# Input start

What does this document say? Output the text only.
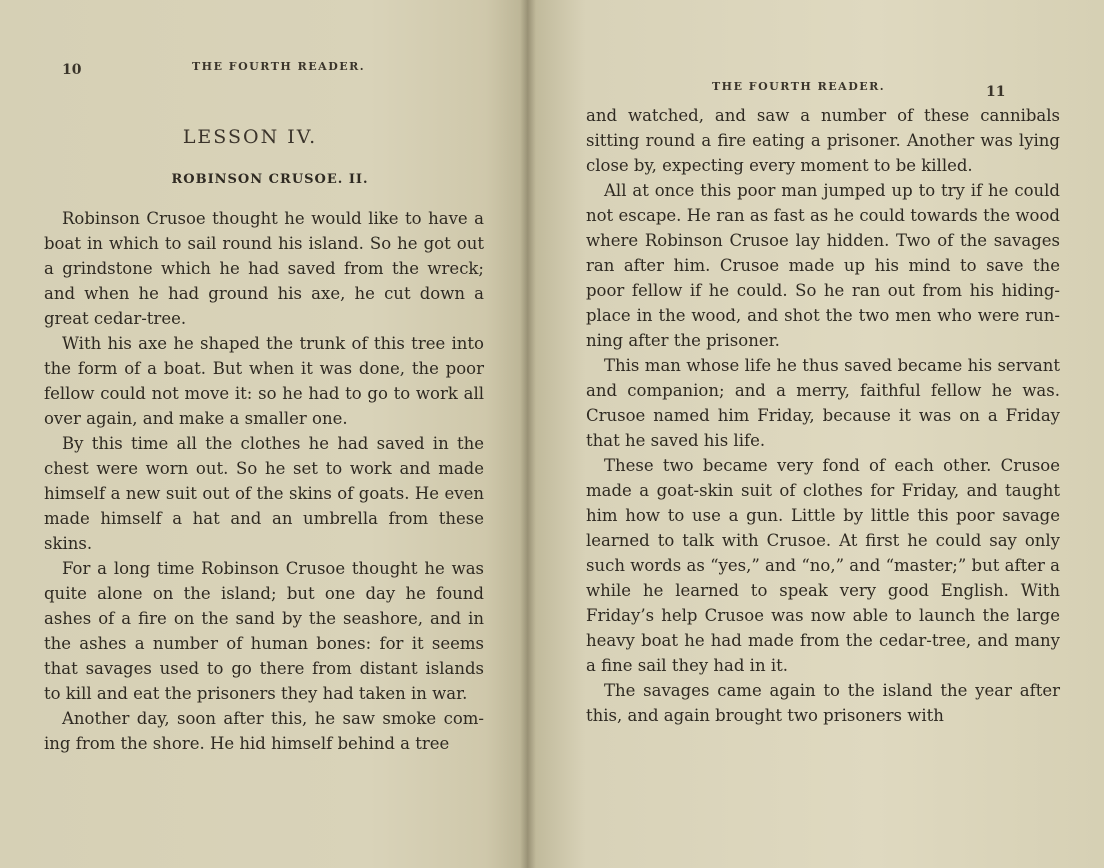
10	THE FOURTH READER.
LESSON IV.
ROBINSON CRUSOE. II.

Robinson Crusoe thought he would like to have a boat in which to sail round his island. So he got out a grindstone which he had saved from the wreck; and when he had ground his axe, he cut down a great cedar-tree.

With his axe he shaped the trunk of this tree into the form of a boat. But when it was done, the poor fellow could not move it: so he had to go to work all over again, and make a smaller one.

By this time all the clothes he had saved in the chest were worn out. So he set to work and made himself a new suit out of the skins of goats. He even made himself a hat and an umbrella from these skins.

For a long time Robinson Crusoe thought he was quite alone on the island; but one day he found ashes of a fire on the sand by the seashore, and in the ashes a number of human bones: for it seems that savages used to go there from distant islands to kill and eat the prisoners they had taken in war.

Another day, soon after this, he saw smoke com- ing from the shore. He hid himself behind a tree

THE FOURTH READER.	11

and watched, and saw a number of these cannibals sitting round a fire eating a prisoner. Another was lying close by, expecting every moment to be killed.

All at once this poor man jumped up to try if he could not escape. He ran as fast as he could towards the wood where Robinson Crusoe lay hidden. Two of the savages ran after him. Crusoe made up his mind to save the poor fellow if he could. So he ran out from his hiding-place in the wood, and shot the two men who were run- ning after the prisoner.

This man whose life he thus saved became his servant and companion; and a merry, faithful fellow he was. Crusoe named him Friday, because it was on a Friday that he saved his life.

These two became very fond of each other. Crusoe made a goat-skin suit of clothes for Friday, and taught him how to use a gun. Little by little this poor savage learned to talk with Crusoe. At first he could say only such words as “yes,” and “no,” and “master;” but after a while he learned to speak very good English. With Friday’s help Crusoe was now able to launch the large heavy boat he had made from the cedar-tree, and many a fine sail they had in it.

The savages came again to the island the year after this, and again brought two prisoners with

# Input end

### Stated exercise
Quote all the lines above exactly as given. Do not include the pictures.

### Solution to this task
What does this document say? Output the text only.
10	THE FOURTH READER.
LESSON IV.
ROBINSON CRUSOE. II.

Robinson Crusoe thought he would like to have a boat in which to sail round his island. So he got out a grindstone which he had saved from the wreck; and when he had ground his axe, he cut down a great cedar-tree.

With his axe he shaped the trunk of this tree into the form of a boat. But when it was done, the poor fellow could not move it: so he had to go to work all over again, and make a smaller one.

By this time all the clothes he had saved in the chest were worn out. So he set to work and made himself a new suit out of the skins of goats. He even made himself a hat and an umbrella from these skins.

For a long time Robinson Crusoe thought he was quite alone on the island; but one day he found ashes of a fire on the sand by the seashore, and in the ashes a number of human bones: for it seems that savages used to go there from distant islands to kill and eat the prisoners they had taken in war.

Another day, soon after this, he saw smoke com- ing from the shore. He hid himself behind a tree

THE FOURTH READER.	11

and watched, and saw a number of these cannibals sitting round a fire eating a prisoner. Another was lying close by, expecting every moment to be killed.

All at once this poor man jumped up to try if he could not escape. He ran as fast as he could towards the wood where Robinson Crusoe lay hidden. Two of the savages ran after him. Crusoe made up his mind to save the poor fellow if he could. So he ran out from his hiding-place in the wood, and shot the two men who were run- ning after the prisoner.

This man whose life he thus saved became his servant and companion; and a merry, faithful fellow he was. Crusoe named him Friday, because it was on a Friday that he saved his life.

These two became very fond of each other. Crusoe made a goat-skin suit of clothes for Friday, and taught him how to use a gun. Little by little this poor savage learned to talk with Crusoe. At first he could say only such words as “yes,” and “no,” and “master;” but after a while he learned to speak very good English. With Friday’s help Crusoe was now able to launch the large heavy boat he had made from the cedar-tree, and many a fine sail they had in it.

The savages came again to the island the year after this, and again brought two prisoners with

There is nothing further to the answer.